--- PROBLEM TO SOLVE ---
Rewrite the listing below, substituting "task-keyword-args" for every occurrence of "task-kwargs" and leaving everything else unchanged.
--- Start RECORDS FOR PROCESSING ---
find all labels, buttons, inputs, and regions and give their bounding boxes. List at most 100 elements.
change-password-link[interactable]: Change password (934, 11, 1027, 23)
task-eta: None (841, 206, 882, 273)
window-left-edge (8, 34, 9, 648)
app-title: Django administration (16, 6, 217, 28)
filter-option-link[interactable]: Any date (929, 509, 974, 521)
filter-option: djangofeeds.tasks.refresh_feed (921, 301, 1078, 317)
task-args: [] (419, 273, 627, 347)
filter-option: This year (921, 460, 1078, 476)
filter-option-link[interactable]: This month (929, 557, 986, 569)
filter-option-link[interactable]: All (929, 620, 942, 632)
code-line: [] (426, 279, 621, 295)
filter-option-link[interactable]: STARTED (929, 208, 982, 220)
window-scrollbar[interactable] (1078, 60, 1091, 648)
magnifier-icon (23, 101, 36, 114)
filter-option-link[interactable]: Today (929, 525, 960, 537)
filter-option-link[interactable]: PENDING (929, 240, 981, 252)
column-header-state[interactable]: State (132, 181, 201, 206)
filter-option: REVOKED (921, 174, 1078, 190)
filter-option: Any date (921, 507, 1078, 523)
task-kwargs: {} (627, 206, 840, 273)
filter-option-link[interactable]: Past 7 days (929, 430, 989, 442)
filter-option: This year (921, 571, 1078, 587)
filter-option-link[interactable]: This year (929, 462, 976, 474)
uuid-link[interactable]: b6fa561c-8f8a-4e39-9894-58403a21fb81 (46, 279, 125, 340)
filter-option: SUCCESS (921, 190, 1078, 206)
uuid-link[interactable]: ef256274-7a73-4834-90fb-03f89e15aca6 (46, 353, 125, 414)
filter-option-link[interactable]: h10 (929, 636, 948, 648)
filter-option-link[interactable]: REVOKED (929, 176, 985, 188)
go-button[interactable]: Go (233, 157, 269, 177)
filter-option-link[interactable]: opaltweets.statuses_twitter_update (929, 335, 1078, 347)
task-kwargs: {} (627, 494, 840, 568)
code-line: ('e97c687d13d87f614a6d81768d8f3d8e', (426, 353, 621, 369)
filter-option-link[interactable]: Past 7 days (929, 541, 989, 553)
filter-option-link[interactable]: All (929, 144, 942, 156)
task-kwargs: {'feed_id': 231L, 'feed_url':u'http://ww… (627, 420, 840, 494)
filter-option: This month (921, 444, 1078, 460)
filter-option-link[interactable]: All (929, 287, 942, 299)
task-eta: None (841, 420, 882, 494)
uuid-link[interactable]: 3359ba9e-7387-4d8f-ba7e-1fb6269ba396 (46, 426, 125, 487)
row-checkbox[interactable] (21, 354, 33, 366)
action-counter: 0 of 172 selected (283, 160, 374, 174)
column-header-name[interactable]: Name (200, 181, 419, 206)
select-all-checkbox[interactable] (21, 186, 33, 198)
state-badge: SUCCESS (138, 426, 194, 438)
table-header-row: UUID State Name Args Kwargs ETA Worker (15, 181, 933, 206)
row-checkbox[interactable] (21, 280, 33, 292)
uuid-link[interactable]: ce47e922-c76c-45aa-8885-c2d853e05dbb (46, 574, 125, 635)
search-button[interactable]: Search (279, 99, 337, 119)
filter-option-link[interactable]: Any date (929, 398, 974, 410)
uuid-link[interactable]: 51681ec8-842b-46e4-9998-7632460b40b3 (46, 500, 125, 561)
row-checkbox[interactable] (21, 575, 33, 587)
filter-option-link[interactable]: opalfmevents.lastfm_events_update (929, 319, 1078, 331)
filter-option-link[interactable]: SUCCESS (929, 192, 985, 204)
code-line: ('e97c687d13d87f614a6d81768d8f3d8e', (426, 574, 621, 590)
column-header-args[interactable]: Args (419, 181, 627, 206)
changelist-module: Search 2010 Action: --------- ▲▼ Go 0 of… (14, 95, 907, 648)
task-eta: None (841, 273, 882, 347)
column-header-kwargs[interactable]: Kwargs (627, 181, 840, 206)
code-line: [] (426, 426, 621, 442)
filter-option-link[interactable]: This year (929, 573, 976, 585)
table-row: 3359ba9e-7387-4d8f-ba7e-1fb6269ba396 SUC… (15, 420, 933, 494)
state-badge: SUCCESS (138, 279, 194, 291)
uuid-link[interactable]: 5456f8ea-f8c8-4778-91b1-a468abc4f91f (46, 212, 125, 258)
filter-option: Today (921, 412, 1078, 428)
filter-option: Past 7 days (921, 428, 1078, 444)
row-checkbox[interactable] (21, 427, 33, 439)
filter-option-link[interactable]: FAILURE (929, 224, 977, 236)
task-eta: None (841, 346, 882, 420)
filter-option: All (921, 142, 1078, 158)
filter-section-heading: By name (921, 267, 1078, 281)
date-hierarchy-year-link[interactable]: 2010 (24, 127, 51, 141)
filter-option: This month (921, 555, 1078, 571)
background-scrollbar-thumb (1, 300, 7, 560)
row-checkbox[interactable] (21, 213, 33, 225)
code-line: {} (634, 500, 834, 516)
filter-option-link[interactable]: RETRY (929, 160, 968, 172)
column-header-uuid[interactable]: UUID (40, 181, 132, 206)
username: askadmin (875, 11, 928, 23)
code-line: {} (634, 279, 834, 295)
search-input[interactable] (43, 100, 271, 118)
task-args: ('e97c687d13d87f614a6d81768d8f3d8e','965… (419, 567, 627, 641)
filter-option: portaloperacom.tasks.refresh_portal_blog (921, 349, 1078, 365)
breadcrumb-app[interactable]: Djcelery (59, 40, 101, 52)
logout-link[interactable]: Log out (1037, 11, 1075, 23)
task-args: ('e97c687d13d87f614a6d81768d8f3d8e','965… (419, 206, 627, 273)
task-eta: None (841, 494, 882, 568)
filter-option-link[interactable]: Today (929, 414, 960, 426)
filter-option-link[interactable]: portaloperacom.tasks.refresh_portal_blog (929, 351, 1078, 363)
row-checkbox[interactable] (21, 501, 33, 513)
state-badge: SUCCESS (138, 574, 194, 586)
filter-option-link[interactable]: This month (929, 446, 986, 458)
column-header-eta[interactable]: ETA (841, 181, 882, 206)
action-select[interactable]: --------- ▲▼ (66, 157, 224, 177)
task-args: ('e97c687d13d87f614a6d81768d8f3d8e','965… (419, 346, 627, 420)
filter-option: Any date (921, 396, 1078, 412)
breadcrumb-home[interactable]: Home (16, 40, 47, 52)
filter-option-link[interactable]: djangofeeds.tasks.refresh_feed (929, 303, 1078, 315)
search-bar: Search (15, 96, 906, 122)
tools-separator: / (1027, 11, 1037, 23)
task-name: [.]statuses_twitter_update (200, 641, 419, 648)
--- End RECORDS FOR PROCESSING ---
--- SOLVED PROBLEM ---
find all labels, buttons, inputs, and regions and give their bounding boxes. List at most 100 elements.
change-password-link[interactable]: Change password (934, 11, 1027, 23)
task-eta: None (841, 206, 882, 273)
window-left-edge (8, 34, 9, 648)
app-title: Django administration (16, 6, 217, 28)
filter-option-link[interactable]: Any date (929, 509, 974, 521)
filter-option: djangofeeds.tasks.refresh_feed (921, 301, 1078, 317)
task-args: [] (419, 273, 627, 347)
filter-option: This year (921, 460, 1078, 476)
filter-option-link[interactable]: This month (929, 557, 986, 569)
filter-option-link[interactable]: All (929, 620, 942, 632)
code-line: [] (426, 279, 621, 295)
filter-option-link[interactable]: STARTED (929, 208, 982, 220)
window-scrollbar[interactable] (1078, 60, 1091, 648)
magnifier-icon (23, 101, 36, 114)
filter-option-link[interactable]: Today (929, 525, 960, 537)
filter-option-link[interactable]: PENDING (929, 240, 981, 252)
column-header-state[interactable]: State (132, 181, 201, 206)
filter-option: REVOKED (921, 174, 1078, 190)
filter-option: Any date (921, 507, 1078, 523)
task-keyword-args: {} (627, 206, 840, 273)
filter-option-link[interactable]: Past 7 days (929, 430, 989, 442)
filter-option: This year (921, 571, 1078, 587)
filter-option-link[interactable]: This year (929, 462, 976, 474)
uuid-link[interactable]: b6fa561c-8f8a-4e39-9894-58403a21fb81 (46, 279, 125, 340)
filter-option: SUCCESS (921, 190, 1078, 206)
uuid-link[interactable]: ef256274-7a73-4834-90fb-03f89e15aca6 (46, 353, 125, 414)
filter-option-link[interactable]: h10 (929, 636, 948, 648)
filter-option-link[interactable]: REVOKED (929, 176, 985, 188)
go-button[interactable]: Go (233, 157, 269, 177)
filter-option-link[interactable]: opaltweets.statuses_twitter_update (929, 335, 1078, 347)
task-keyword-args: {} (627, 494, 840, 568)
code-line: ('e97c687d13d87f614a6d81768d8f3d8e', (426, 353, 621, 369)
filter-option-link[interactable]: Past 7 days (929, 541, 989, 553)
filter-option-link[interactable]: All (929, 144, 942, 156)
task-keyword-args: {'feed_id': 231L, 'feed_url':u'http://ww… (627, 420, 840, 494)
filter-option: This month (921, 444, 1078, 460)
filter-option-link[interactable]: All (929, 287, 942, 299)
task-eta: None (841, 420, 882, 494)
uuid-link[interactable]: 3359ba9e-7387-4d8f-ba7e-1fb6269ba396 (46, 426, 125, 487)
row-checkbox[interactable] (21, 354, 33, 366)
action-counter: 0 of 172 selected (283, 160, 374, 174)
column-header-name[interactable]: Name (200, 181, 419, 206)
select-all-checkbox[interactable] (21, 186, 33, 198)
state-badge: SUCCESS (138, 426, 194, 438)
table-header-row: UUID State Name Args Kwargs ETA Worker (15, 181, 933, 206)
row-checkbox[interactable] (21, 280, 33, 292)
uuid-link[interactable]: ce47e922-c76c-45aa-8885-c2d853e05dbb (46, 574, 125, 635)
search-button[interactable]: Search (279, 99, 337, 119)
filter-option-link[interactable]: Any date (929, 398, 974, 410)
uuid-link[interactable]: 51681ec8-842b-46e4-9998-7632460b40b3 (46, 500, 125, 561)
row-checkbox[interactable] (21, 575, 33, 587)
filter-option-link[interactable]: opalfmevents.lastfm_events_update (929, 319, 1078, 331)
filter-option-link[interactable]: SUCCESS (929, 192, 985, 204)
code-line: ('e97c687d13d87f614a6d81768d8f3d8e', (426, 574, 621, 590)
column-header-args[interactable]: Args (419, 181, 627, 206)
changelist-module: Search 2010 Action: --------- ▲▼ Go 0 of… (14, 95, 907, 648)
task-eta: None (841, 273, 882, 347)
column-header-kwargs[interactable]: Kwargs (627, 181, 840, 206)
code-line: [] (426, 426, 621, 442)
filter-option-link[interactable]: This year (929, 573, 976, 585)
table-row: 3359ba9e-7387-4d8f-ba7e-1fb6269ba396 SUC… (15, 420, 933, 494)
state-badge: SUCCESS (138, 279, 194, 291)
uuid-link[interactable]: 5456f8ea-f8c8-4778-91b1-a468abc4f91f (46, 212, 125, 258)
filter-option: Today (921, 412, 1078, 428)
filter-option: Past 7 days (921, 428, 1078, 444)
row-checkbox[interactable] (21, 427, 33, 439)
filter-option-link[interactable]: FAILURE (929, 224, 977, 236)
task-eta: None (841, 346, 882, 420)
filter-option: All (921, 142, 1078, 158)
filter-section-heading: By name (921, 267, 1078, 281)
date-hierarchy-year-link[interactable]: 2010 (24, 127, 51, 141)
filter-option: This month (921, 555, 1078, 571)
background-scrollbar-thumb (1, 300, 7, 560)
row-checkbox[interactable] (21, 213, 33, 225)
code-line: {} (634, 500, 834, 516)
filter-option-link[interactable]: RETRY (929, 160, 968, 172)
column-header-uuid[interactable]: UUID (40, 181, 132, 206)
username: askadmin (875, 11, 928, 23)
code-line: {} (634, 279, 834, 295)
search-input[interactable] (43, 100, 271, 118)
task-args: ('e97c687d13d87f614a6d81768d8f3d8e','965… (419, 567, 627, 641)
filter-option: portaloperacom.tasks.refresh_portal_blog (921, 349, 1078, 365)
breadcrumb-app[interactable]: Djcelery (59, 40, 101, 52)
logout-link[interactable]: Log out (1037, 11, 1075, 23)
task-args: ('e97c687d13d87f614a6d81768d8f3d8e','965… (419, 206, 627, 273)
task-eta: None (841, 494, 882, 568)
filter-option-link[interactable]: Today (929, 414, 960, 426)
filter-option-link[interactable]: portaloperacom.tasks.refresh_portal_blog (929, 351, 1078, 363)
row-checkbox[interactable] (21, 501, 33, 513)
state-badge: SUCCESS (138, 574, 194, 586)
filter-option-link[interactable]: This month (929, 446, 986, 458)
column-header-eta[interactable]: ETA (841, 181, 882, 206)
action-select[interactable]: --------- ▲▼ (66, 157, 224, 177)
task-args: ('e97c687d13d87f614a6d81768d8f3d8e','965… (419, 346, 627, 420)
filter-option: Any date (921, 396, 1078, 412)
breadcrumb-home[interactable]: Home (16, 40, 47, 52)
filter-option-link[interactable]: djangofeeds.tasks.refresh_feed (929, 303, 1078, 315)
search-bar: Search (15, 96, 906, 122)
tools-separator: / (1027, 11, 1037, 23)
task-name: [.]statuses_twitter_update (200, 641, 419, 648)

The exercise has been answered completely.